## PROBLEM REQUIREMENTS
Every entry must be echoed exactly.

= = = =

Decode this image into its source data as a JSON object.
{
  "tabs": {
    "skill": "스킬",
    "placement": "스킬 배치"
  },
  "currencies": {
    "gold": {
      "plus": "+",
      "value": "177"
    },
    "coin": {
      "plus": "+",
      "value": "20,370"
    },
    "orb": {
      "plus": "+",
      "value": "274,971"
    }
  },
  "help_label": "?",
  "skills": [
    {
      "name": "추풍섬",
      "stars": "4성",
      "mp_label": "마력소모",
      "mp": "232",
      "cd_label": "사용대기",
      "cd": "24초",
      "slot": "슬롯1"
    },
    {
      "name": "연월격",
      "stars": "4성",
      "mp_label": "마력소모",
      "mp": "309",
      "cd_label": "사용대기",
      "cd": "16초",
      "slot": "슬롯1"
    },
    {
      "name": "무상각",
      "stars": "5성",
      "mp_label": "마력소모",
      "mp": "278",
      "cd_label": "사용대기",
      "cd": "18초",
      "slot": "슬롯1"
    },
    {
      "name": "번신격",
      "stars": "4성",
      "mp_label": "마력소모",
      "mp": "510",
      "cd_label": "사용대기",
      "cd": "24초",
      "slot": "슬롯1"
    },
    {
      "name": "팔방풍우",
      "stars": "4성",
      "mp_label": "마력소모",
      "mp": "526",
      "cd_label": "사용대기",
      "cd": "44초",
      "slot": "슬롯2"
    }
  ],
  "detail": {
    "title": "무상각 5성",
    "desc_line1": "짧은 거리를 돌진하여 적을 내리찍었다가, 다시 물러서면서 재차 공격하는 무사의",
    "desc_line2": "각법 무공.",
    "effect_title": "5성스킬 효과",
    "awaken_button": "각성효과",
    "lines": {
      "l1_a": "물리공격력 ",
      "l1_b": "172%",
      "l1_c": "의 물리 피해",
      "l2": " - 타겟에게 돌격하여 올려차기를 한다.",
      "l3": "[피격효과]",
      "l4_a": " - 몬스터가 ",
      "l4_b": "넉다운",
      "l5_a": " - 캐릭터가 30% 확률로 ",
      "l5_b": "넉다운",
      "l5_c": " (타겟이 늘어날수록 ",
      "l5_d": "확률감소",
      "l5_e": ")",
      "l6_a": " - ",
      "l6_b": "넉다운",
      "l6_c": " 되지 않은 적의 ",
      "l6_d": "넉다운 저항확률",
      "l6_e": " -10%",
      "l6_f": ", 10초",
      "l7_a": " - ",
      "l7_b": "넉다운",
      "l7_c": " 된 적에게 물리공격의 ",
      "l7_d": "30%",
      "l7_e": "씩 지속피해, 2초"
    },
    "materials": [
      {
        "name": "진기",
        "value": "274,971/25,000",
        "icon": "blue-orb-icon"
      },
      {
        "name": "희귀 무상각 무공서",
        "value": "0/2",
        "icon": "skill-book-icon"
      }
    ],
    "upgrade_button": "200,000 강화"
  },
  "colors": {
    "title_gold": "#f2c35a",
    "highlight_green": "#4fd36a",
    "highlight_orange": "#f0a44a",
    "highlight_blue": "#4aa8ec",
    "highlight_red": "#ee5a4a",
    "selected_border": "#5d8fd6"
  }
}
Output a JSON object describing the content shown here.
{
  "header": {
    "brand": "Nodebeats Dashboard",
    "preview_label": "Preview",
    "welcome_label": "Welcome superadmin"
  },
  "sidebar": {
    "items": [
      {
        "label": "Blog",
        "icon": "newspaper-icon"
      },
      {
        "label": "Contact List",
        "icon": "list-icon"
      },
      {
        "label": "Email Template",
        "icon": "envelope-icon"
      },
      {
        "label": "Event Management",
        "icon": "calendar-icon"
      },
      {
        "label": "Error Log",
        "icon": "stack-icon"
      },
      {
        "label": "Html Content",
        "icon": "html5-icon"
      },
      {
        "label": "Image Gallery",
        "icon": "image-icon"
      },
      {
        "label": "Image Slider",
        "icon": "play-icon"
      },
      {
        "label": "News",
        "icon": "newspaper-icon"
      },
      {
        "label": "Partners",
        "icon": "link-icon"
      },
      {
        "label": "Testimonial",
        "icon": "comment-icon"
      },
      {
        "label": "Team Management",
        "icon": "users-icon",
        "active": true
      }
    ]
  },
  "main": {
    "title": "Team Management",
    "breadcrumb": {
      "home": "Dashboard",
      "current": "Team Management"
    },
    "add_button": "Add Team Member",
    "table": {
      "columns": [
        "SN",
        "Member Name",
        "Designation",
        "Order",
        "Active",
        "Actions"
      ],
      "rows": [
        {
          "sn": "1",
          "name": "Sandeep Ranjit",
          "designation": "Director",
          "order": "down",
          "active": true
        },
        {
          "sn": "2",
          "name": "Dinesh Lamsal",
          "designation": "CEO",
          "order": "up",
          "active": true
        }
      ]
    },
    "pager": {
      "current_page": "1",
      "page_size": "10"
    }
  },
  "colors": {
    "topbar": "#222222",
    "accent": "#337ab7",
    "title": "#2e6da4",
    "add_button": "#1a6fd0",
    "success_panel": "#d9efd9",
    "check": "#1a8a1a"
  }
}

= = = =

## REPLY
Decode this image into its source data as a JSON object.
{
  "tabs": {
    "skill": "스킬",
    "placement": "스킬 배치"
  },
  "currencies": {
    "gold": {
      "plus": "+",
      "value": "177"
    },
    "coin": {
      "plus": "+",
      "value": "20,370"
    },
    "orb": {
      "plus": "+",
      "value": "274,971"
    }
  },
  "help_label": "?",
  "skills": [
    {
      "name": "추풍섬",
      "stars": "4성",
      "mp_label": "마력소모",
      "mp": "232",
      "cd_label": "사용대기",
      "cd": "24초",
      "slot": "슬롯1"
    },
    {
      "name": "연월격",
      "stars": "4성",
      "mp_label": "마력소모",
      "mp": "309",
      "cd_label": "사용대기",
      "cd": "16초",
      "slot": "슬롯1"
    },
    {
      "name": "무상각",
      "stars": "5성",
      "mp_label": "마력소모",
      "mp": "278",
      "cd_label": "사용대기",
      "cd": "18초",
      "slot": "슬롯1"
    },
    {
      "name": "번신격",
      "stars": "4성",
      "mp_label": "마력소모",
      "mp": "510",
      "cd_label": "사용대기",
      "cd": "24초",
      "slot": "슬롯1"
    },
    {
      "name": "팔방풍우",
      "stars": "4성",
      "mp_label": "마력소모",
      "mp": "526",
      "cd_label": "사용대기",
      "cd": "44초",
      "slot": "슬롯2"
    }
  ],
  "detail": {
    "title": "무상각 5성",
    "desc_line1": "짧은 거리를 돌진하여 적을 내리찍었다가, 다시 물러서면서 재차 공격하는 무사의",
    "desc_line2": "각법 무공.",
    "effect_title": "5성스킬 효과",
    "awaken_button": "각성효과",
    "lines": {
      "l1_a": "물리공격력 ",
      "l1_b": "172%",
      "l1_c": "의 물리 피해",
      "l2": " - 타겟에게 돌격하여 올려차기를 한다.",
      "l3": "[피격효과]",
      "l4_a": " - 몬스터가 ",
      "l4_b": "넉다운",
      "l5_a": " - 캐릭터가 30% 확률로 ",
      "l5_b": "넉다운",
      "l5_c": " (타겟이 늘어날수록 ",
      "l5_d": "확률감소",
      "l5_e": ")",
      "l6_a": " - ",
      "l6_b": "넉다운",
      "l6_c": " 되지 않은 적의 ",
      "l6_d": "넉다운 저항확률",
      "l6_e": " -10%",
      "l6_f": ", 10초",
      "l7_a": " - ",
      "l7_b": "넉다운",
      "l7_c": " 된 적에게 물리공격의 ",
      "l7_d": "30%",
      "l7_e": "씩 지속피해, 2초"
    },
    "materials": [
      {
        "name": "진기",
        "value": "274,971/25,000",
        "icon": "blue-orb-icon"
      },
      {
        "name": "희귀 무상각 무공서",
        "value": "0/2",
        "icon": "skill-book-icon"
      }
    ],
    "upgrade_button": "200,000 강화"
  },
  "colors": {
    "title_gold": "#f2c35a",
    "highlight_green": "#4fd36a",
    "highlight_orange": "#f0a44a",
    "highlight_blue": "#4aa8ec",
    "highlight_red": "#ee5a4a",
    "selected_border": "#5d8fd6"
  }
}
Output a JSON object describing the content shown here.
{
  "header": {
    "brand": "Nodebeats Dashboard",
    "preview_label": "Preview",
    "welcome_label": "Welcome superadmin"
  },
  "sidebar": {
    "items": [
      {
        "label": "Blog",
        "icon": "newspaper-icon"
      },
      {
        "label": "Contact List",
        "icon": "list-icon"
      },
      {
        "label": "Email Template",
        "icon": "envelope-icon"
      },
      {
        "label": "Event Management",
        "icon": "calendar-icon"
      },
      {
        "label": "Error Log",
        "icon": "stack-icon"
      },
      {
        "label": "Html Content",
        "icon": "html5-icon"
      },
      {
        "label": "Image Gallery",
        "icon": "image-icon"
      },
      {
        "label": "Image Slider",
        "icon": "play-icon"
      },
      {
        "label": "News",
        "icon": "newspaper-icon"
      },
      {
        "label": "Partners",
        "icon": "link-icon"
      },
      {
        "label": "Testimonial",
        "icon": "comment-icon"
      },
      {
        "label": "Team Management",
        "icon": "users-icon",
        "active": true
      }
    ]
  },
  "main": {
    "title": "Team Management",
    "breadcrumb": {
      "home": "Dashboard",
      "current": "Team Management"
    },
    "add_button": "Add Team Member",
    "table": {
      "columns": [
        "SN",
        "Member Name",
        "Designation",
        "Order",
        "Active",
        "Actions"
      ],
      "rows": [
        {
          "sn": "1",
          "name": "Sandeep Ranjit",
          "designation": "Director",
          "order": "down",
          "active": true
        },
        {
          "sn": "2",
          "name": "Dinesh Lamsal",
          "designation": "CEO",
          "order": "up",
          "active": true
        }
      ]
    },
    "pager": {
      "current_page": "1",
      "page_size": "10"
    }
  },
  "colors": {
    "topbar": "#222222",
    "accent": "#337ab7",
    "title": "#2e6da4",
    "add_button": "#1a6fd0",
    "success_panel": "#d9efd9",
    "check": "#1a8a1a"
  }
}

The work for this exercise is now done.